**WHAT TO WORK ON**
Determine how many lines carry the word "края". Output that number only.

**DATA ROWS**
>> begin
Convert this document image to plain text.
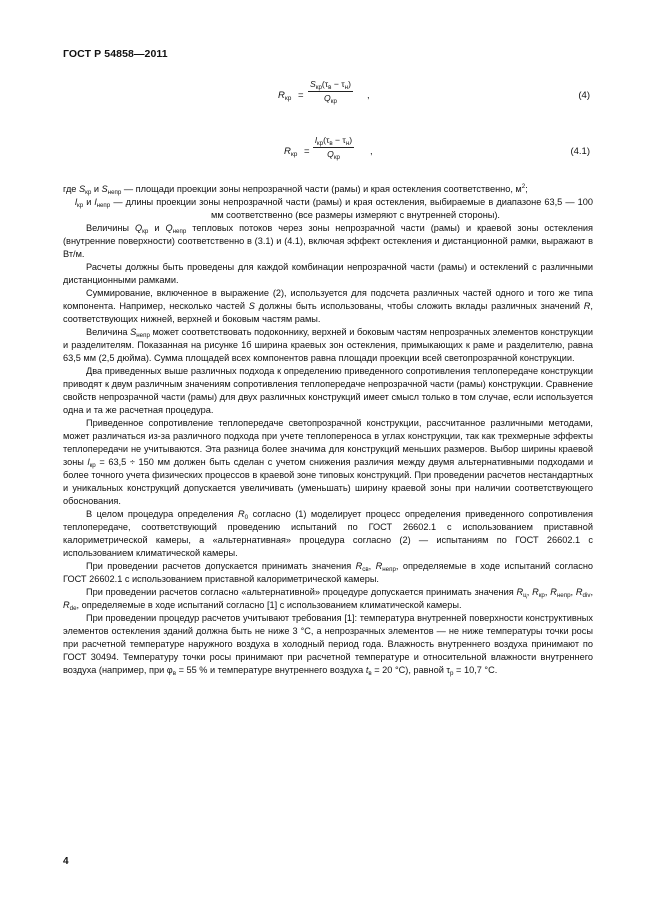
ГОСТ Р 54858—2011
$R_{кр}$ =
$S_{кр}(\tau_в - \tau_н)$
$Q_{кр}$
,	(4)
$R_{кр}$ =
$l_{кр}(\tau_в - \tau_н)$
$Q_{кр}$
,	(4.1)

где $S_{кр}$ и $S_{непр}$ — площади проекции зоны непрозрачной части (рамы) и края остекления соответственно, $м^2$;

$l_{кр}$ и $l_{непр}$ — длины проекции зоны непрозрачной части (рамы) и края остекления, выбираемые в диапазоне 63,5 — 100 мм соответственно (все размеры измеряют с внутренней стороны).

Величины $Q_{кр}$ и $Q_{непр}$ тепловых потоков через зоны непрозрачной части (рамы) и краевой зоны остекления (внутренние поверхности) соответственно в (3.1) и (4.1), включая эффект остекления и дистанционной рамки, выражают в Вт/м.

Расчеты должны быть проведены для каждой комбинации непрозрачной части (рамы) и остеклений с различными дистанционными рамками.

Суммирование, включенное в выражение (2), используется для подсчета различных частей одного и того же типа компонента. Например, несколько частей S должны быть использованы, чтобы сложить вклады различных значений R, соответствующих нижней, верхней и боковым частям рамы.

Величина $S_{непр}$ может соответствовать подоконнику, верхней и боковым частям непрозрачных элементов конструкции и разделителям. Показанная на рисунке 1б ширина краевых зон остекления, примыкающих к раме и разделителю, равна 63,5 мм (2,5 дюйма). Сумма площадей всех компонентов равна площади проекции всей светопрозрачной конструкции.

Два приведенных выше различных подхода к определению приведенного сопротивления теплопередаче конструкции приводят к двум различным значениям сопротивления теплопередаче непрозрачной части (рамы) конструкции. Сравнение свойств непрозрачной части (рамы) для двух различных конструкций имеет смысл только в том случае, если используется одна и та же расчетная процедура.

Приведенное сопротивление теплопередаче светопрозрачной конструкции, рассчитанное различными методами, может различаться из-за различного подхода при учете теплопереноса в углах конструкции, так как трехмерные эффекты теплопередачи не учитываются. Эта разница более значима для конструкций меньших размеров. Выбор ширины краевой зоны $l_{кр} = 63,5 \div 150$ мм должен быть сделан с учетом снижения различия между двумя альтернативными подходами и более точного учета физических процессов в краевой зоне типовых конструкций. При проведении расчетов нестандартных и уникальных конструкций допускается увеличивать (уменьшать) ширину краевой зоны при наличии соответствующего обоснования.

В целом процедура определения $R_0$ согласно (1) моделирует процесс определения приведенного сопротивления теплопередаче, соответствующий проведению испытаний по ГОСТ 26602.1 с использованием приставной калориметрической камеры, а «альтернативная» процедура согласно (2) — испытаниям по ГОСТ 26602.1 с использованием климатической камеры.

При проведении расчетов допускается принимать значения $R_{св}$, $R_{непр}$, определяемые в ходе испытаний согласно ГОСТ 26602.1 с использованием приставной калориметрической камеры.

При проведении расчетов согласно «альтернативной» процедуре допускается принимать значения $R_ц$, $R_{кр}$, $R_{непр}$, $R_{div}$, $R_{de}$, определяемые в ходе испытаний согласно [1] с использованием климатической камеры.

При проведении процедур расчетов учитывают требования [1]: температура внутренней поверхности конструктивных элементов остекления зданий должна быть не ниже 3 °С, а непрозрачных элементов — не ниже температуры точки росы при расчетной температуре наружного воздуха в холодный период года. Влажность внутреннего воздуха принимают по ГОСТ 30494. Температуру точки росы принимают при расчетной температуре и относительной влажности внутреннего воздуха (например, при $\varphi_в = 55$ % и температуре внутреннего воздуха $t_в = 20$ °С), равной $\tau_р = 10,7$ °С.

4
>> end
>> begin
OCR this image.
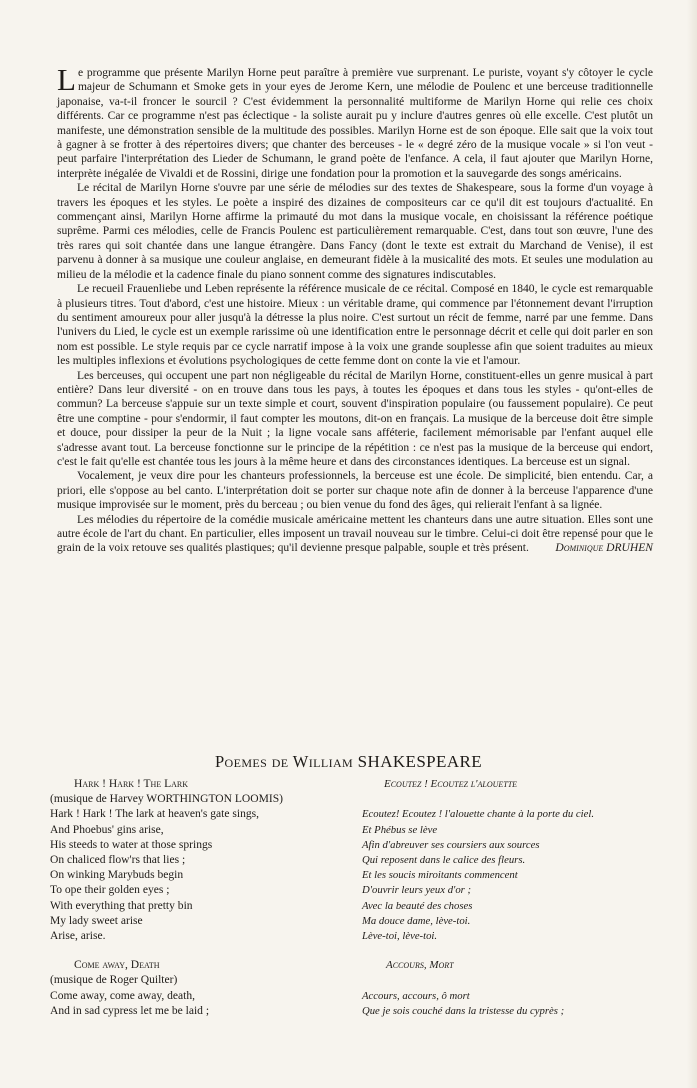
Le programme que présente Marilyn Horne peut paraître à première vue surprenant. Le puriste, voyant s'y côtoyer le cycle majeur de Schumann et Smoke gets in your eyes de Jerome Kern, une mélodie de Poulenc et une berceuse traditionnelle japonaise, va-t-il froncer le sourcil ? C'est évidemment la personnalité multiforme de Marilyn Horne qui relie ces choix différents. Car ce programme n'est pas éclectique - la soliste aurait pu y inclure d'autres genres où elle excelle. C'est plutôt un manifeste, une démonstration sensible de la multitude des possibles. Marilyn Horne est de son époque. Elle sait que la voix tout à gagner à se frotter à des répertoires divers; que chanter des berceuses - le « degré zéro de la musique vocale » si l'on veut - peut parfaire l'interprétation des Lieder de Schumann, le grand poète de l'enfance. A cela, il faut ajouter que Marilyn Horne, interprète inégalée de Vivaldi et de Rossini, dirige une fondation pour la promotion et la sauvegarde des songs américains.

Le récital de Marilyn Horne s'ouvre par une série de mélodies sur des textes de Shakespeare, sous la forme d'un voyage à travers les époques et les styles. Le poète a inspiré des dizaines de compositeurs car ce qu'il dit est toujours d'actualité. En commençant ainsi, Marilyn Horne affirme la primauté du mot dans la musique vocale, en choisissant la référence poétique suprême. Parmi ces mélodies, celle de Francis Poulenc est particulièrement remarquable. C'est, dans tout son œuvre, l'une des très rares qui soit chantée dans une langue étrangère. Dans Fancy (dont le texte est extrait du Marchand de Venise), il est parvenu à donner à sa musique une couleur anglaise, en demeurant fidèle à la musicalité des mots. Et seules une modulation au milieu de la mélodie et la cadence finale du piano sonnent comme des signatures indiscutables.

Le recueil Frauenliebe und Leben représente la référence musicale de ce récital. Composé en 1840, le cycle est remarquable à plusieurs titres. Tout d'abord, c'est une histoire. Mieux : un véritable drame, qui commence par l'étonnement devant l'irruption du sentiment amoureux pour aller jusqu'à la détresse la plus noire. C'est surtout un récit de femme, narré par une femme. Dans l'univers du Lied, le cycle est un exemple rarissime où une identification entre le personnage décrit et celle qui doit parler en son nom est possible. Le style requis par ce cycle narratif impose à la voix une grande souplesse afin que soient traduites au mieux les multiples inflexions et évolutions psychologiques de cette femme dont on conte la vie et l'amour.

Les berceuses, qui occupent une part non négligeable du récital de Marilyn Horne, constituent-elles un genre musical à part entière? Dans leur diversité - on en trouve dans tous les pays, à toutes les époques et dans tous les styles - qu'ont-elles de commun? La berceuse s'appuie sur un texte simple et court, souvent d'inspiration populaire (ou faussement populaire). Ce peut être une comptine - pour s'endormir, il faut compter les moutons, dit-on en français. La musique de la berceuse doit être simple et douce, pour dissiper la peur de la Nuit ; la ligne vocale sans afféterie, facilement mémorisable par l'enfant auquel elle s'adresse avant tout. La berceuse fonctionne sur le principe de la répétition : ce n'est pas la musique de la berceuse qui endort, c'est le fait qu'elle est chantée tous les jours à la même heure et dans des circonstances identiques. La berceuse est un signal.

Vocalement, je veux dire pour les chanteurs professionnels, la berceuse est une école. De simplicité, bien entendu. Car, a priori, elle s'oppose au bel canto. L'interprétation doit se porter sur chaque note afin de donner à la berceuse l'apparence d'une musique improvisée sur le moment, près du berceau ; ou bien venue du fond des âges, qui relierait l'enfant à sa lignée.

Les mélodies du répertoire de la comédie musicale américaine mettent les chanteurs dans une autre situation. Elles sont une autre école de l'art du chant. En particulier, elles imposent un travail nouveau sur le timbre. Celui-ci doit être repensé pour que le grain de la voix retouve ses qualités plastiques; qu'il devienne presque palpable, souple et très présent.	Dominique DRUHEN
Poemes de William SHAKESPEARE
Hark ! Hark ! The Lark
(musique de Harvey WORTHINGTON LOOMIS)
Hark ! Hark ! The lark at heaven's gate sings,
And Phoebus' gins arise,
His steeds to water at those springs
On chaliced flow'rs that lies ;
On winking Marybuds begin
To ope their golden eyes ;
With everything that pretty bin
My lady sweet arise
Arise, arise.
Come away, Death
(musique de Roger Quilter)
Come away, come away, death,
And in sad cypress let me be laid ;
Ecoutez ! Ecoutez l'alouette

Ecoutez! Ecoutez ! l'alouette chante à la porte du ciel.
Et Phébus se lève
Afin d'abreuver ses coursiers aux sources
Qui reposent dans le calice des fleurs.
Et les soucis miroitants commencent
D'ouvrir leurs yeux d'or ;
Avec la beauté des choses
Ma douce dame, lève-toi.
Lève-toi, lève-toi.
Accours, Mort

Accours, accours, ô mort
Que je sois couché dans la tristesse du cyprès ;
>> end
>> begin
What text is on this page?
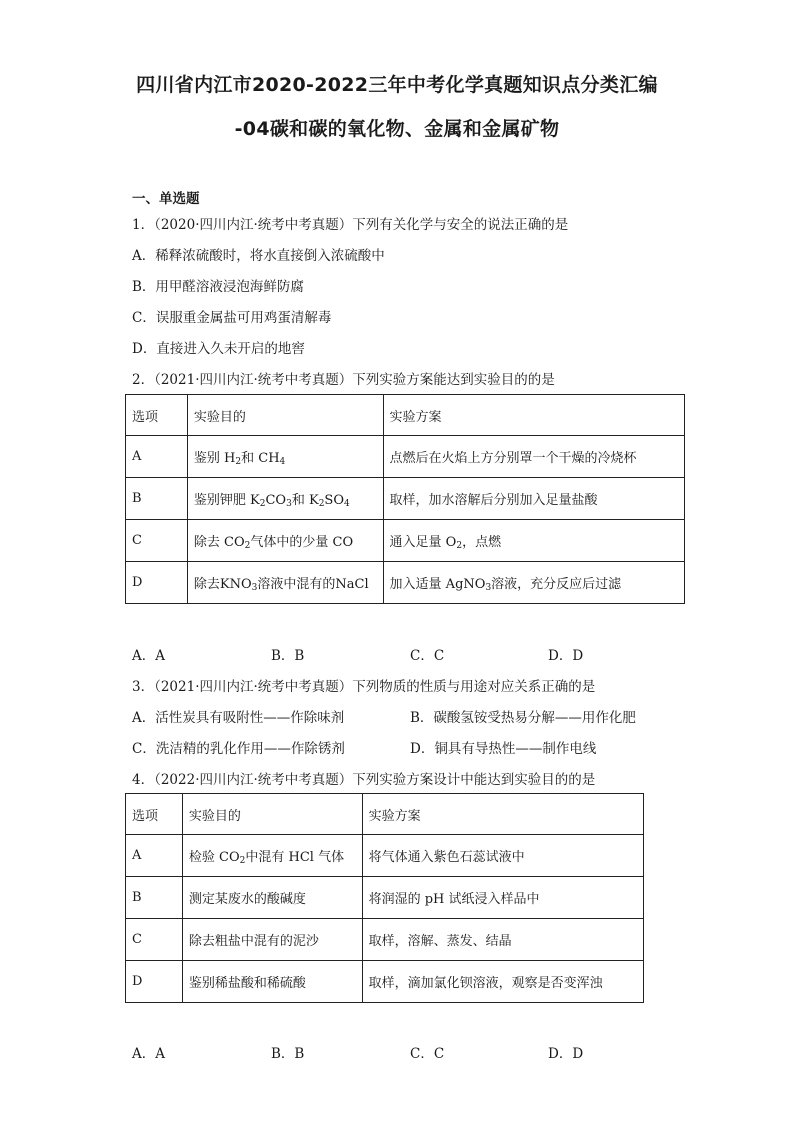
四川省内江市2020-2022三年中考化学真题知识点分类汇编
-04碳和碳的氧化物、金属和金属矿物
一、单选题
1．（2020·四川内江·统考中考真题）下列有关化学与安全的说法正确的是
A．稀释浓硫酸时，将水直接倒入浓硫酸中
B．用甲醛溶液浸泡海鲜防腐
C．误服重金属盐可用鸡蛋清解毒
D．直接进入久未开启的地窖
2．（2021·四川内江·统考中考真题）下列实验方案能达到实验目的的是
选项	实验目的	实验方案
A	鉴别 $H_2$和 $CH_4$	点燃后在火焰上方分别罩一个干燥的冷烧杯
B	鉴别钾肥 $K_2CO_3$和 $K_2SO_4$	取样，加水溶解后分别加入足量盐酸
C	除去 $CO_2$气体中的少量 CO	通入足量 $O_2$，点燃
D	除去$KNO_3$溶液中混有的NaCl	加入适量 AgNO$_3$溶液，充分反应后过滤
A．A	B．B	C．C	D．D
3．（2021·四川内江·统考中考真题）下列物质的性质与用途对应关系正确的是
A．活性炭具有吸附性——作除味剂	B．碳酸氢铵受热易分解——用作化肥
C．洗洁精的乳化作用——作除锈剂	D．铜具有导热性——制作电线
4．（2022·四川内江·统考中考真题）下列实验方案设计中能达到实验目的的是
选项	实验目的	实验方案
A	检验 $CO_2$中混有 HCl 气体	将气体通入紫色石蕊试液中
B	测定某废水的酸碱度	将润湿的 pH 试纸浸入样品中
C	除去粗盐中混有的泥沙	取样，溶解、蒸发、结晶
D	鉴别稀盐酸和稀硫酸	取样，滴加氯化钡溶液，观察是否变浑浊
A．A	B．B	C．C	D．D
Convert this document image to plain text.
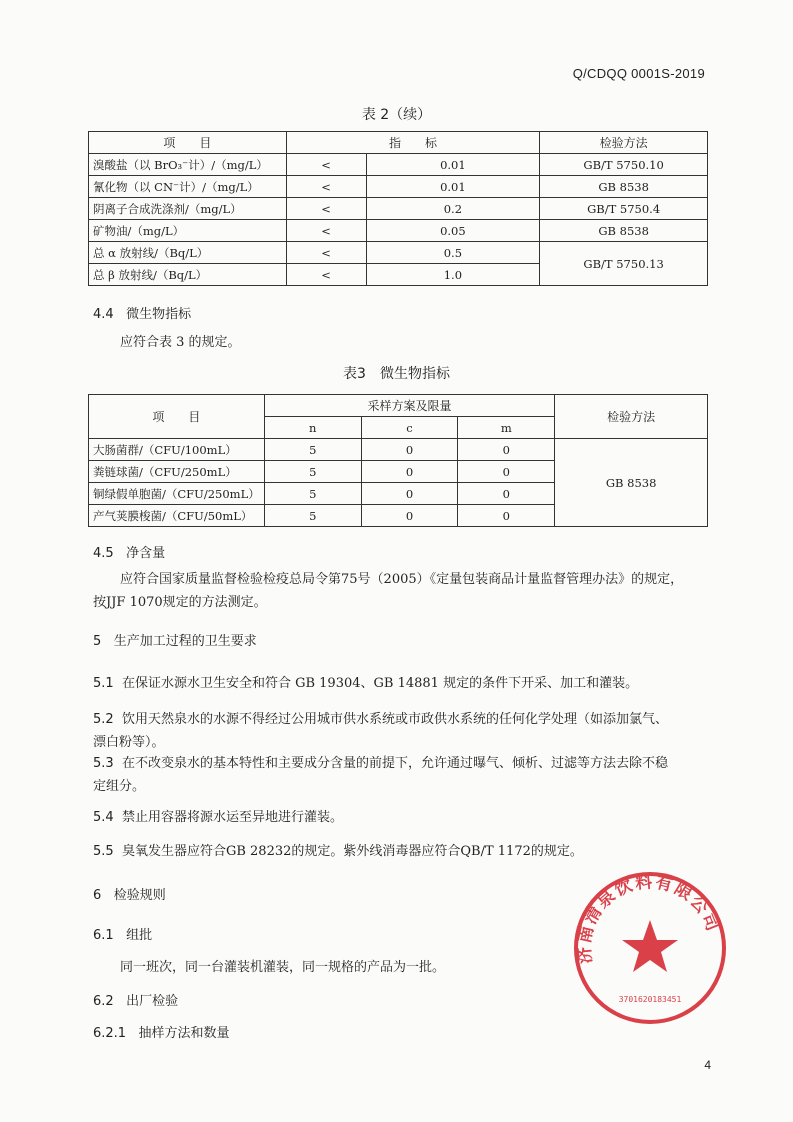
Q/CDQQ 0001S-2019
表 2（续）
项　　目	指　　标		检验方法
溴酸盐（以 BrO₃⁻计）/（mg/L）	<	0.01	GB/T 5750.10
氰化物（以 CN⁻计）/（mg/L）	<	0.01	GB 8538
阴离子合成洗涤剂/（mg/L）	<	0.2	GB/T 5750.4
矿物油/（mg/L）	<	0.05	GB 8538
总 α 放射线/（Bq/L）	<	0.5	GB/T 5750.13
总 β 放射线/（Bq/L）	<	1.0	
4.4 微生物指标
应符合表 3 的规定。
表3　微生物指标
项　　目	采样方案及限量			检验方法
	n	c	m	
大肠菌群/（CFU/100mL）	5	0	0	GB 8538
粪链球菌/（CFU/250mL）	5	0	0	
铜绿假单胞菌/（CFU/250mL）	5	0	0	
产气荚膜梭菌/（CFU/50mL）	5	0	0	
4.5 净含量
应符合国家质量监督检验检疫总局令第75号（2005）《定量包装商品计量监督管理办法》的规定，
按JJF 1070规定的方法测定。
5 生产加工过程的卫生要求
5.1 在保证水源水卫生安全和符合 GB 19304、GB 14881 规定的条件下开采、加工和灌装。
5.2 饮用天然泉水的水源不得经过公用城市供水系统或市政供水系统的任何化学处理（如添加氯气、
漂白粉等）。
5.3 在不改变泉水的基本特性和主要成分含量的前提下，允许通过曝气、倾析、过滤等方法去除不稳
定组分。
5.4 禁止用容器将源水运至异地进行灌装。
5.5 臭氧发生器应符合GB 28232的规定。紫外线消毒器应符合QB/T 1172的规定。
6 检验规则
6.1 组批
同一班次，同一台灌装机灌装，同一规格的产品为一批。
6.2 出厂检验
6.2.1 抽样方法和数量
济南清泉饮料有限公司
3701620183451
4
>> end
**RESPONSE FOR THIS EXERCISE**
2